## The problem
Each record below should be output verbatim, without pictures.

● ● ● ● ●

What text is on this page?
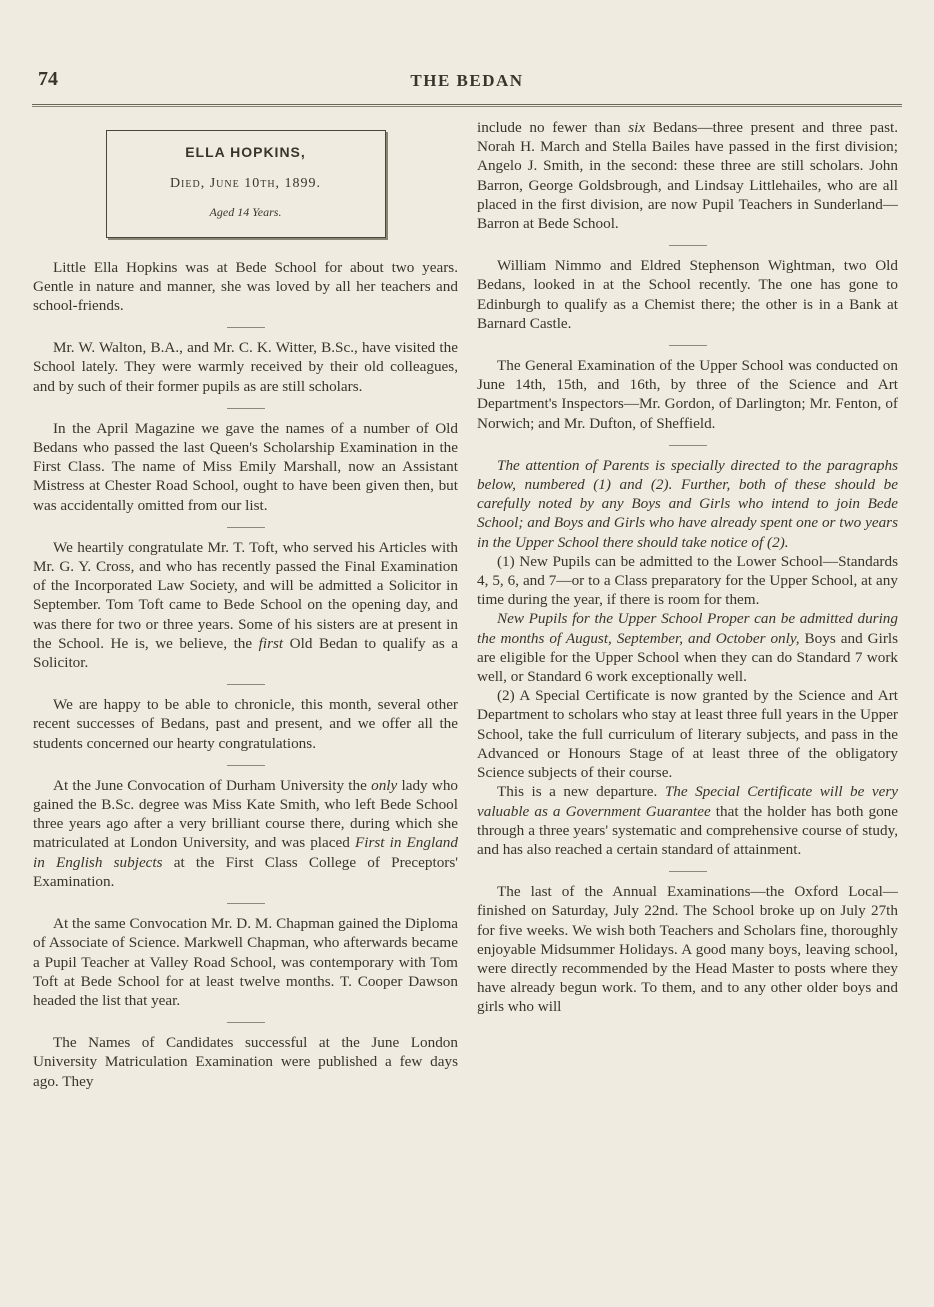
74	THE BEDAN
ELLA HOPKINS,
Died, June 10th, 1899.
Aged 14 Years.

Little Ella Hopkins was at Bede School for about two years. Gentle in nature and manner, she was loved by all her teachers and school-friends.

Mr. W. Walton, B.A., and Mr. C. K. Witter, B.Sc., have visited the School lately. They were warmly received by their old colleagues, and by such of their former pupils as are still scholars.

In the April Magazine we gave the names of a number of Old Bedans who passed the last Queen's Scholarship Examination in the First Class. The name of Miss Emily Marshall, now an Assistant Mistress at Chester Road School, ought to have been given then, but was accidentally omitted from our list.

We heartily congratulate Mr. T. Toft, who served his Articles with Mr. G. Y. Cross, and who has recently passed the Final Examination of the Incorporated Law Society, and will be admitted a Solicitor in September. Tom Toft came to Bede School on the opening day, and was there for two or three years. Some of his sisters are at present in the School. He is, we believe, the first Old Bedan to qualify as a Solicitor.

We are happy to be able to chronicle, this month, several other recent successes of Bedans, past and present, and we offer all the students concerned our hearty congratulations.

At the June Convocation of Durham University the only lady who gained the B.Sc. degree was Miss Kate Smith, who left Bede School three years ago after a very brilliant course there, during which she matriculated at London University, and was placed First in England in English subjects at the First Class College of Preceptors' Examination.

At the same Convocation Mr. D. M. Chapman gained the Diploma of Associate of Science. Markwell Chapman, who afterwards became a Pupil Teacher at Valley Road School, was contemporary with Tom Toft at Bede School for at least twelve months. T. Cooper Dawson headed the list that year.

The Names of Candidates successful at the June London University Matriculation Examination were published a few days ago. They

include no fewer than six Bedans—three present and three past. Norah H. March and Stella Bailes have passed in the first division; Angelo J. Smith, in the second: these three are still scholars. John Barron, George Goldsbrough, and Lindsay Littlehailes, who are all placed in the first division, are now Pupil Teachers in Sunderland—Barron at Bede School.

William Nimmo and Eldred Stephenson Wightman, two Old Bedans, looked in at the School recently. The one has gone to Edinburgh to qualify as a Chemist there; the other is in a Bank at Barnard Castle.

The General Examination of the Upper School was conducted on June 14th, 15th, and 16th, by three of the Science and Art Department's Inspectors—Mr. Gordon, of Darlington; Mr. Fenton, of Norwich; and Mr. Dufton, of Sheffield.

The attention of Parents is specially directed to the paragraphs below, numbered (1) and (2). Further, both of these should be carefully noted by any Boys and Girls who intend to join Bede School; and Boys and Girls who have already spent one or two years in the Upper School there should take notice of (2).

(1) New Pupils can be admitted to the Lower School—Standards 4, 5, 6, and 7—or to a Class preparatory for the Upper School, at any time during the year, if there is room for them.

New Pupils for the Upper School Proper can be admitted during the months of August, September, and October only, Boys and Girls are eligible for the Upper School when they can do Standard 7 work well, or Standard 6 work exceptionally well.

(2) A Special Certificate is now granted by the Science and Art Department to scholars who stay at least three full years in the Upper School, take the full curriculum of literary subjects, and pass in the Advanced or Honours Stage of at least three of the obligatory Science subjects of their course.

This is a new departure. The Special Certificate will be very valuable as a Government Guarantee that the holder has both gone through a three years' systematic and comprehensive course of study, and has also reached a certain standard of attainment.

The last of the Annual Examinations—the Oxford Local—finished on Saturday, July 22nd. The School broke up on July 27th for five weeks. We wish both Teachers and Scholars fine, thoroughly enjoyable Midsummer Holidays. A good many boys, leaving school, were directly recommended by the Head Master to posts where they have already begun work. To them, and to any other older boys and girls who will
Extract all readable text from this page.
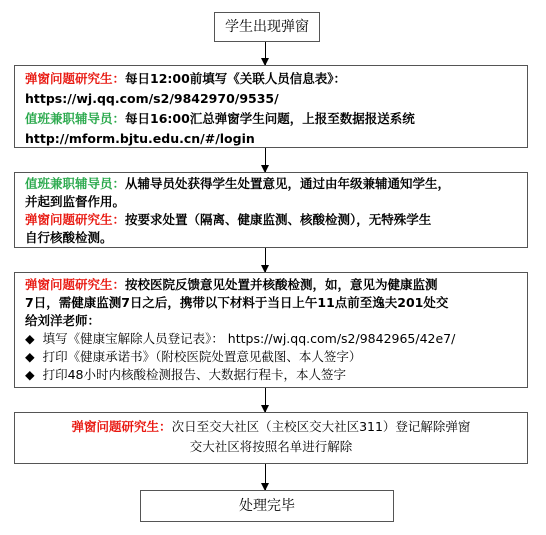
学生出现弹窗
弹窗问题研究生：每日12:00前填写《关联人员信息表》：
https://wj.qq.com/s2/9842970/9535/
值班兼职辅导员：每日16:00汇总弹窗学生问题，上报至数据报送系统
http://mform.bjtu.edu.cn/#/login
值班兼职辅导员：从辅导员处获得学生处置意见，通过由年级兼辅通知学生，
并起到监督作用。
弹窗问题研究生：按要求处置（隔离、健康监测、核酸检测），无特殊学生
自行核酸检测。
弹窗问题研究生：按校医院反馈意见处置并核酸检测，如，意见为健康监测
7日，需健康监测7日之后，携带以下材料于当日上午11点前至逸夫201处交
给刘洋老师：
◆ 填写《健康宝解除人员登记表》： https://wj.qq.com/s2/9842965/42e7/
◆ 打印《健康承诺书》（附校医院处置意见截图、本人签字）
◆ 打印48小时内核酸检测报告、大数据行程卡，本人签字
弹窗问题研究生：次日至交大社区（主校区交大社区311）登记解除弹窗
交大社区将按照名单进行解除
处理完毕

● ● ● ● ●

## Solution for this problem
What text is on this page?
74	THE BEDAN
ELLA HOPKINS,
Died, June 10th, 1899.
Aged 14 Years.

Little Ella Hopkins was at Bede School for about two years. Gentle in nature and manner, she was loved by all her teachers and school-friends.

Mr. W. Walton, B.A., and Mr. C. K. Witter, B.Sc., have visited the School lately. They were warmly received by their old colleagues, and by such of their former pupils as are still scholars.

In the April Magazine we gave the names of a number of Old Bedans who passed the last Queen's Scholarship Examination in the First Class. The name of Miss Emily Marshall, now an Assistant Mistress at Chester Road School, ought to have been given then, but was accidentally omitted from our list.

We heartily congratulate Mr. T. Toft, who served his Articles with Mr. G. Y. Cross, and who has recently passed the Final Examination of the Incorporated Law Society, and will be admitted a Solicitor in September. Tom Toft came to Bede School on the opening day, and was there for two or three years. Some of his sisters are at present in the School. He is, we believe, the first Old Bedan to qualify as a Solicitor.

We are happy to be able to chronicle, this month, several other recent successes of Bedans, past and present, and we offer all the students concerned our hearty congratulations.

At the June Convocation of Durham University the only lady who gained the B.Sc. degree was Miss Kate Smith, who left Bede School three years ago after a very brilliant course there, during which she matriculated at London University, and was placed First in England in English subjects at the First Class College of Preceptors' Examination.

At the same Convocation Mr. D. M. Chapman gained the Diploma of Associate of Science. Markwell Chapman, who afterwards became a Pupil Teacher at Valley Road School, was contemporary with Tom Toft at Bede School for at least twelve months. T. Cooper Dawson headed the list that year.

The Names of Candidates successful at the June London University Matriculation Examination were published a few days ago. They

include no fewer than six Bedans—three present and three past. Norah H. March and Stella Bailes have passed in the first division; Angelo J. Smith, in the second: these three are still scholars. John Barron, George Goldsbrough, and Lindsay Littlehailes, who are all placed in the first division, are now Pupil Teachers in Sunderland—Barron at Bede School.

William Nimmo and Eldred Stephenson Wightman, two Old Bedans, looked in at the School recently. The one has gone to Edinburgh to qualify as a Chemist there; the other is in a Bank at Barnard Castle.

The General Examination of the Upper School was conducted on June 14th, 15th, and 16th, by three of the Science and Art Department's Inspectors—Mr. Gordon, of Darlington; Mr. Fenton, of Norwich; and Mr. Dufton, of Sheffield.

The attention of Parents is specially directed to the paragraphs below, numbered (1) and (2). Further, both of these should be carefully noted by any Boys and Girls who intend to join Bede School; and Boys and Girls who have already spent one or two years in the Upper School there should take notice of (2).

(1) New Pupils can be admitted to the Lower School—Standards 4, 5, 6, and 7—or to a Class preparatory for the Upper School, at any time during the year, if there is room for them.

New Pupils for the Upper School Proper can be admitted during the months of August, September, and October only, Boys and Girls are eligible for the Upper School when they can do Standard 7 work well, or Standard 6 work exceptionally well.

(2) A Special Certificate is now granted by the Science and Art Department to scholars who stay at least three full years in the Upper School, take the full curriculum of literary subjects, and pass in the Advanced or Honours Stage of at least three of the obligatory Science subjects of their course.

This is a new departure. The Special Certificate will be very valuable as a Government Guarantee that the holder has both gone through a three years' systematic and comprehensive course of study, and has also reached a certain standard of attainment.

The last of the Annual Examinations—the Oxford Local—finished on Saturday, July 22nd. The School broke up on July 27th for five weeks. We wish both Teachers and Scholars fine, thoroughly enjoyable Midsummer Holidays. A good many boys, leaving school, were directly recommended by the Head Master to posts where they have already begun work. To them, and to any other older boys and girls who will
Extract all readable text from this page.
学生出现弹窗
弹窗问题研究生：每日12:00前填写《关联人员信息表》：
https://wj.qq.com/s2/9842970/9535/
值班兼职辅导员：每日16:00汇总弹窗学生问题，上报至数据报送系统
http://mform.bjtu.edu.cn/#/login
值班兼职辅导员：从辅导员处获得学生处置意见，通过由年级兼辅通知学生，
并起到监督作用。
弹窗问题研究生：按要求处置（隔离、健康监测、核酸检测），无特殊学生
自行核酸检测。
弹窗问题研究生：按校医院反馈意见处置并核酸检测，如，意见为健康监测
7日，需健康监测7日之后，携带以下材料于当日上午11点前至逸夫201处交
给刘洋老师：
◆ 填写《健康宝解除人员登记表》： https://wj.qq.com/s2/9842965/42e7/
◆ 打印《健康承诺书》（附校医院处置意见截图、本人签字）
◆ 打印48小时内核酸检测报告、大数据行程卡，本人签字
弹窗问题研究生：次日至交大社区（主校区交大社区311）登记解除弹窗
交大社区将按照名单进行解除
处理完毕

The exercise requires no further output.